▶ _YOUR TASK_: Retrieve every line of the data holding the word "schreite".

[Records from a dataset]
Start of Block

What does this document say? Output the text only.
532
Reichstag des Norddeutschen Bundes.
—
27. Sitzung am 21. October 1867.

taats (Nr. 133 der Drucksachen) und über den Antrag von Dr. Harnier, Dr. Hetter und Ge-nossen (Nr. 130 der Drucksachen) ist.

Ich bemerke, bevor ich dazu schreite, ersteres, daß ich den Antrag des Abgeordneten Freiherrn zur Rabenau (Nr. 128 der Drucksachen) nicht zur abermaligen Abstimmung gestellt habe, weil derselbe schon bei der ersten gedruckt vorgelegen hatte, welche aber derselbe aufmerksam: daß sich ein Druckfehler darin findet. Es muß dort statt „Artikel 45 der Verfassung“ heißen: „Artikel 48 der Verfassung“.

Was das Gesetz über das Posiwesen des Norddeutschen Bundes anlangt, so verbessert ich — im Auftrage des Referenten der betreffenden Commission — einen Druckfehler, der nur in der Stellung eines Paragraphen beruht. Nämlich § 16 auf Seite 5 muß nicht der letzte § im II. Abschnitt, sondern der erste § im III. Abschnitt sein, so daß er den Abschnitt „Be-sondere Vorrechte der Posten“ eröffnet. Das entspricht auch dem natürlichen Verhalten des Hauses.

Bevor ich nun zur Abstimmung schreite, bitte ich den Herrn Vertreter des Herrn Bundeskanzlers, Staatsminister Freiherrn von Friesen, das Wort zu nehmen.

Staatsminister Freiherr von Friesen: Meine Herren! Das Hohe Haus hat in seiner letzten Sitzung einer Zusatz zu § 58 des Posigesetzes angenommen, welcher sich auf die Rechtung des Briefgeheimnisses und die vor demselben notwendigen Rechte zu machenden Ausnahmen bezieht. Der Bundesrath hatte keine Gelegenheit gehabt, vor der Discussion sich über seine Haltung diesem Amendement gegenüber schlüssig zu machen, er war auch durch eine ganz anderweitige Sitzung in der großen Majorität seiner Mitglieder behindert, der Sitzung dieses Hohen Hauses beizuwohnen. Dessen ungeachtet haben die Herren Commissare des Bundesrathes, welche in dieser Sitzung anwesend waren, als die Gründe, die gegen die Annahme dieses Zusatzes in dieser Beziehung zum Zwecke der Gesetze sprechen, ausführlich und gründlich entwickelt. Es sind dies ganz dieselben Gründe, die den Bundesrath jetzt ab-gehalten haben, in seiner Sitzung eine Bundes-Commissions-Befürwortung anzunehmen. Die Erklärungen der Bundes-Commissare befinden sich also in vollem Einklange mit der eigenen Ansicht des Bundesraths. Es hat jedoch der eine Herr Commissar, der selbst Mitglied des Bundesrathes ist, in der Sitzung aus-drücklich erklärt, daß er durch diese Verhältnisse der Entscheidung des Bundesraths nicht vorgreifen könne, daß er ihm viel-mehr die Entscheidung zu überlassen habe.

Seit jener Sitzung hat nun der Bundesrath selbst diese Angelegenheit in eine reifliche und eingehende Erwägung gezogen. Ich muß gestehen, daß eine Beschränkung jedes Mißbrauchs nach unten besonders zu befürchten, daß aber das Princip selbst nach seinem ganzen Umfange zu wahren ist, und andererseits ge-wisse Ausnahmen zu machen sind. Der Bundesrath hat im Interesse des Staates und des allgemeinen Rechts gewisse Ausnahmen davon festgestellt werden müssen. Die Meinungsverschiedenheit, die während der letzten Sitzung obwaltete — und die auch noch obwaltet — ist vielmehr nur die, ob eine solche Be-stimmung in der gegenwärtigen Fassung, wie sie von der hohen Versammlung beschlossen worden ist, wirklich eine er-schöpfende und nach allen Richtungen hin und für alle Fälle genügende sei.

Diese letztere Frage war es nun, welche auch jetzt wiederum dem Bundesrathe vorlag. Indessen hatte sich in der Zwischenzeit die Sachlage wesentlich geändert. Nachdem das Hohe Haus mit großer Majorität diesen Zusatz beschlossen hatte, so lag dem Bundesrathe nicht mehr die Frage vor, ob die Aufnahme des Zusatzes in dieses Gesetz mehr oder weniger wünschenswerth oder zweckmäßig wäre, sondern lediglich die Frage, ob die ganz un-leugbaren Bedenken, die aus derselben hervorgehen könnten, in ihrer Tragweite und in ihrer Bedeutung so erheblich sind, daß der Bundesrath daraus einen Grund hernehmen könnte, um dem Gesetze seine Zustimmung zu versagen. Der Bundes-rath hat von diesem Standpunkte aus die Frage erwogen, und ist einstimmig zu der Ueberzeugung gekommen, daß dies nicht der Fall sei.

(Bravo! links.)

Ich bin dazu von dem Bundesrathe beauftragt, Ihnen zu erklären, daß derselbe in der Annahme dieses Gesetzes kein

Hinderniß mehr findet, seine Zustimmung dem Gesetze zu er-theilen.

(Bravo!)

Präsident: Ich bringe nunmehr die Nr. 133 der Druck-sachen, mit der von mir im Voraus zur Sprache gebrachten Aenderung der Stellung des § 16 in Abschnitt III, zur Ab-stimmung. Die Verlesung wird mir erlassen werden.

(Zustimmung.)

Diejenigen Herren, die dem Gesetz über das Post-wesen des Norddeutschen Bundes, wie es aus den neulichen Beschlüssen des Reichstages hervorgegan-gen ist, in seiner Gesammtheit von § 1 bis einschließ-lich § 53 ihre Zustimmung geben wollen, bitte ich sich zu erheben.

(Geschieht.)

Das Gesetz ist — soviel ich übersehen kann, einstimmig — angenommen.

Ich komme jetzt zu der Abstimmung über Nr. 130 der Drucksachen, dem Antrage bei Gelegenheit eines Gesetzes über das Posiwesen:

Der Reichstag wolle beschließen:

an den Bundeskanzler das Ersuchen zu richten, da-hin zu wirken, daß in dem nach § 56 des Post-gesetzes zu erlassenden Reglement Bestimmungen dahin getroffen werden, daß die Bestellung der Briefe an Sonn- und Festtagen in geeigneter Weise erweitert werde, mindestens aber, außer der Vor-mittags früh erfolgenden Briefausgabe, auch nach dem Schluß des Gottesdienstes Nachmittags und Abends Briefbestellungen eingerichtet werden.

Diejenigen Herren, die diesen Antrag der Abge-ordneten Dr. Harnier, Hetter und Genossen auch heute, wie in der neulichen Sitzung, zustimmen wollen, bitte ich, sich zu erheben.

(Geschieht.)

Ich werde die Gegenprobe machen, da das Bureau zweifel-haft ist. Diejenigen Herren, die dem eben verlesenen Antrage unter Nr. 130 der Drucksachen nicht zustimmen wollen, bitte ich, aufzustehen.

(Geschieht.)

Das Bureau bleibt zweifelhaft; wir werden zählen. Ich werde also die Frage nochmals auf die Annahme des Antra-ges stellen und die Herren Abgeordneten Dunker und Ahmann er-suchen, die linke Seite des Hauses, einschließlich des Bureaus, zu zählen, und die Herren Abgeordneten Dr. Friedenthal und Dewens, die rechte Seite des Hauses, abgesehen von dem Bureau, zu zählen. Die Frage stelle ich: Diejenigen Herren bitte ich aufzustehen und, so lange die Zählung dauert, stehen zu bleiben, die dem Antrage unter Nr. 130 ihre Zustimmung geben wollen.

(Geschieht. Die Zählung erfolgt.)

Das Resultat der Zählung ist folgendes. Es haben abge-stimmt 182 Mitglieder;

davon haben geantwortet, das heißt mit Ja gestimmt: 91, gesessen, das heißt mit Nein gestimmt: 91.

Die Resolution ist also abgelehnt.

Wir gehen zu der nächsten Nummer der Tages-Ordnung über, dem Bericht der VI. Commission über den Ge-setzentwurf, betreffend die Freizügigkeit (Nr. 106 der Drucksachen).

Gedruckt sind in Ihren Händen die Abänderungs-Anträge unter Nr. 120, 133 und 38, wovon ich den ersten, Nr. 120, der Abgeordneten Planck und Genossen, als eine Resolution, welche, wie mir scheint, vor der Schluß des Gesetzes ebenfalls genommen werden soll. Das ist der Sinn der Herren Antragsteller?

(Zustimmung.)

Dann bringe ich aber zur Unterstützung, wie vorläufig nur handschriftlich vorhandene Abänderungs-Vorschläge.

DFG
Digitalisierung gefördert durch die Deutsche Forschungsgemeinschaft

End of Block

▶ _FINISHED TASK_:
Ich bemerke, bevor ich dazu schreite, ersteres, daß ich den Antrag des Abgeordneten Freiherrn zur Rabenau (Nr. 128 der Drucksachen) nicht zur abermaligen Abstimmung gestellt habe, weil derselbe schon bei der ersten gedruckt vorgelegen hatte, welche aber derselbe aufmerksam: daß sich ein Druckfehler darin findet. Es muß dort statt „Artikel 45 der Verfassung“ heißen: „Artikel 48 der Verfassung“.
Bevor ich nun zur Abstimmung schreite, bitte ich den Herrn Vertreter des Herrn Bundeskanzlers, Staatsminister Freiherrn von Friesen, das Wort zu nehmen.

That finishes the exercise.